Take the line that contains "What data populates" and each line after it in the material below, and transcribe them exactly, stopping at the end.

******************************

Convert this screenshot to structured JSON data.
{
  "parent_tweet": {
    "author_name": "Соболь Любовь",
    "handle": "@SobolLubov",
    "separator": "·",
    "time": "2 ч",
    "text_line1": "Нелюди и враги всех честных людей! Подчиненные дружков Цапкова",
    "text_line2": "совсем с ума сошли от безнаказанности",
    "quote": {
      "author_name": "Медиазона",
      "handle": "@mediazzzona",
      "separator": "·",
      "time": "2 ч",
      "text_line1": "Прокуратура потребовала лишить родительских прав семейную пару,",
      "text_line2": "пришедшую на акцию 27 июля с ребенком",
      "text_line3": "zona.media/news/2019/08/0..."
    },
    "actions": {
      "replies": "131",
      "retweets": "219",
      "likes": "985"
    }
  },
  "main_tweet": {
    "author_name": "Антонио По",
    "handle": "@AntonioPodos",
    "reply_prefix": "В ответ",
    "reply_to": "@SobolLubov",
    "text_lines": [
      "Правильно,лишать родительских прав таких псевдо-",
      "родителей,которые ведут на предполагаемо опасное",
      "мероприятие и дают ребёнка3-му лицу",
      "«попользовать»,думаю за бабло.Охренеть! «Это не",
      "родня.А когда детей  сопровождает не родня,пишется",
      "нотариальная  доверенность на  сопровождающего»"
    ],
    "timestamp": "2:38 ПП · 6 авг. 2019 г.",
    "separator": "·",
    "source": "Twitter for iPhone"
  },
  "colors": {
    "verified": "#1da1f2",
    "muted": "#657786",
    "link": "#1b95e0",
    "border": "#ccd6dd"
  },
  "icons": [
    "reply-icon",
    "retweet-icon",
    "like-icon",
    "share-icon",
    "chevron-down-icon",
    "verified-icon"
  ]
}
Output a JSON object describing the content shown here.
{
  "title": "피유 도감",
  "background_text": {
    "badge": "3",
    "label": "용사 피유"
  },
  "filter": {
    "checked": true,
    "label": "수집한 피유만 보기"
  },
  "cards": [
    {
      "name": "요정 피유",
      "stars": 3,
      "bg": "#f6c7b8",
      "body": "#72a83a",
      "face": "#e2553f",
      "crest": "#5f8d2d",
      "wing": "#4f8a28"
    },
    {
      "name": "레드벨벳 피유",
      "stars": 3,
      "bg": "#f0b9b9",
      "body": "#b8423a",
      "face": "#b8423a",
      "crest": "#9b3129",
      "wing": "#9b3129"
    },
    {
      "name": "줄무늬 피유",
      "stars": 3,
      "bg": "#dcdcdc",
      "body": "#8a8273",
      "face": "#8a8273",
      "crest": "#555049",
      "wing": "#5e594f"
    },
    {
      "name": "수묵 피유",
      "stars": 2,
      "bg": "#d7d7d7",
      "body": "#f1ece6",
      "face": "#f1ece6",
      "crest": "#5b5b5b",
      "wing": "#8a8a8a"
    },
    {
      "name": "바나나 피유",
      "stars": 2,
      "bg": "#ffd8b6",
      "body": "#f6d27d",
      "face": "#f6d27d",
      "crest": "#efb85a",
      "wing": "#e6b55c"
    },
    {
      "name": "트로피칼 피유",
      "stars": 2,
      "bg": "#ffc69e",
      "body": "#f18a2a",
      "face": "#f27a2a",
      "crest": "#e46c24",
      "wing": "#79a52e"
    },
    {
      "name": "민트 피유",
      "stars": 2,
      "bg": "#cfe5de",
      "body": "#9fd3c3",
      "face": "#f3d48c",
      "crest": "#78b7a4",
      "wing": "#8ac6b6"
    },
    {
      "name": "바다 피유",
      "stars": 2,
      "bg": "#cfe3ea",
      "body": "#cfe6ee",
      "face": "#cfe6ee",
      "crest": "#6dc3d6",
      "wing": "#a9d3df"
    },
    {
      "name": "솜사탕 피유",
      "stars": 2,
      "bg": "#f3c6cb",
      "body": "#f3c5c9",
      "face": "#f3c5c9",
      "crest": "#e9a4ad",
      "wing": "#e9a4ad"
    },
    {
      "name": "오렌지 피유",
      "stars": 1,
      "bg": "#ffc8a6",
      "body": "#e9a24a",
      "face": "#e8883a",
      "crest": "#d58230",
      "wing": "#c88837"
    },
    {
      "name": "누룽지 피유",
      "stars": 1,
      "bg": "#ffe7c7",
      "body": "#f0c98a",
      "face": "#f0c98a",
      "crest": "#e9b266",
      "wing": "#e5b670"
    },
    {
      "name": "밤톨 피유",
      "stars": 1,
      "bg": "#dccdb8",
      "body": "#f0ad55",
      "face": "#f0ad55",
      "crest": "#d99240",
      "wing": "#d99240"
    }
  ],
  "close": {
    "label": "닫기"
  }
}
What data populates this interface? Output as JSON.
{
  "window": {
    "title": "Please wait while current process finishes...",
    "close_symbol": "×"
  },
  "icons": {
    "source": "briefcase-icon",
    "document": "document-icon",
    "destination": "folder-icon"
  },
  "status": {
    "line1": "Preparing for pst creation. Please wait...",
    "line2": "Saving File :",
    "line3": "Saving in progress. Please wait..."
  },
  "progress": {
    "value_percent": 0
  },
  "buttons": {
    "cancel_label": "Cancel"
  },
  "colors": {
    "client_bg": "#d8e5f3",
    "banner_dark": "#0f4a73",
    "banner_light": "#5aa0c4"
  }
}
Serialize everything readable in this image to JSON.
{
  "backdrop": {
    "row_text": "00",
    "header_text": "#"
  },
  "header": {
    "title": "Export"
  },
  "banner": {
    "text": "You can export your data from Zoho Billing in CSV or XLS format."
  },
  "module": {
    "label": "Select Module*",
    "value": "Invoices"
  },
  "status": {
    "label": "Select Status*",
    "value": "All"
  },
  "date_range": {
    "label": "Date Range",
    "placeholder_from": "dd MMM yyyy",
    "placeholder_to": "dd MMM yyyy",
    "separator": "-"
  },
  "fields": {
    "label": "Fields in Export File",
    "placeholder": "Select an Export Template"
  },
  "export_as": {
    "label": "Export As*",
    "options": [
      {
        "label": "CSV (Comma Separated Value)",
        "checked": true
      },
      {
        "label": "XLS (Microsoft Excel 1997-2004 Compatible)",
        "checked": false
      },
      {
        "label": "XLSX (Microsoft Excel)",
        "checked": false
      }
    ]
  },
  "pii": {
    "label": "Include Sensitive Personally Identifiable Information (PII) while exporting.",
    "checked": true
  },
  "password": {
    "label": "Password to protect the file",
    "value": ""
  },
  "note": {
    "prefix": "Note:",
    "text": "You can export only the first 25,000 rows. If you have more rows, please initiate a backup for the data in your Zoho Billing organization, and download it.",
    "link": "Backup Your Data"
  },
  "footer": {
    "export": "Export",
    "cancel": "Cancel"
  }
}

******************************

COMPLETE OUTPUT
What data populates this interface? Output as JSON.
{
  "window": {
    "title": "Please wait while current process finishes...",
    "close_symbol": "×"
  },
  "icons": {
    "source": "briefcase-icon",
    "document": "document-icon",
    "destination": "folder-icon"
  },
  "status": {
    "line1": "Preparing for pst creation. Please wait...",
    "line2": "Saving File :",
    "line3": "Saving in progress. Please wait..."
  },
  "progress": {
    "value_percent": 0
  },
  "buttons": {
    "cancel_label": "Cancel"
  },
  "colors": {
    "client_bg": "#d8e5f3",
    "banner_dark": "#0f4a73",
    "banner_light": "#5aa0c4"
  }
}
Serialize everything readable in this image to JSON.
{
  "backdrop": {
    "row_text": "00",
    "header_text": "#"
  },
  "header": {
    "title": "Export"
  },
  "banner": {
    "text": "You can export your data from Zoho Billing in CSV or XLS format."
  },
  "module": {
    "label": "Select Module*",
    "value": "Invoices"
  },
  "status": {
    "label": "Select Status*",
    "value": "All"
  },
  "date_range": {
    "label": "Date Range",
    "placeholder_from": "dd MMM yyyy",
    "placeholder_to": "dd MMM yyyy",
    "separator": "-"
  },
  "fields": {
    "label": "Fields in Export File",
    "placeholder": "Select an Export Template"
  },
  "export_as": {
    "label": "Export As*",
    "options": [
      {
        "label": "CSV (Comma Separated Value)",
        "checked": true
      },
      {
        "label": "XLS (Microsoft Excel 1997-2004 Compatible)",
        "checked": false
      },
      {
        "label": "XLSX (Microsoft Excel)",
        "checked": false
      }
    ]
  },
  "pii": {
    "label": "Include Sensitive Personally Identifiable Information (PII) while exporting.",
    "checked": true
  },
  "password": {
    "label": "Password to protect the file",
    "value": ""
  },
  "note": {
    "prefix": "Note:",
    "text": "You can export only the first 25,000 rows. If you have more rows, please initiate a backup for the data in your Zoho Billing organization, and download it.",
    "link": "Backup Your Data"
  },
  "footer": {
    "export": "Export",
    "cancel": "Cancel"
  }
}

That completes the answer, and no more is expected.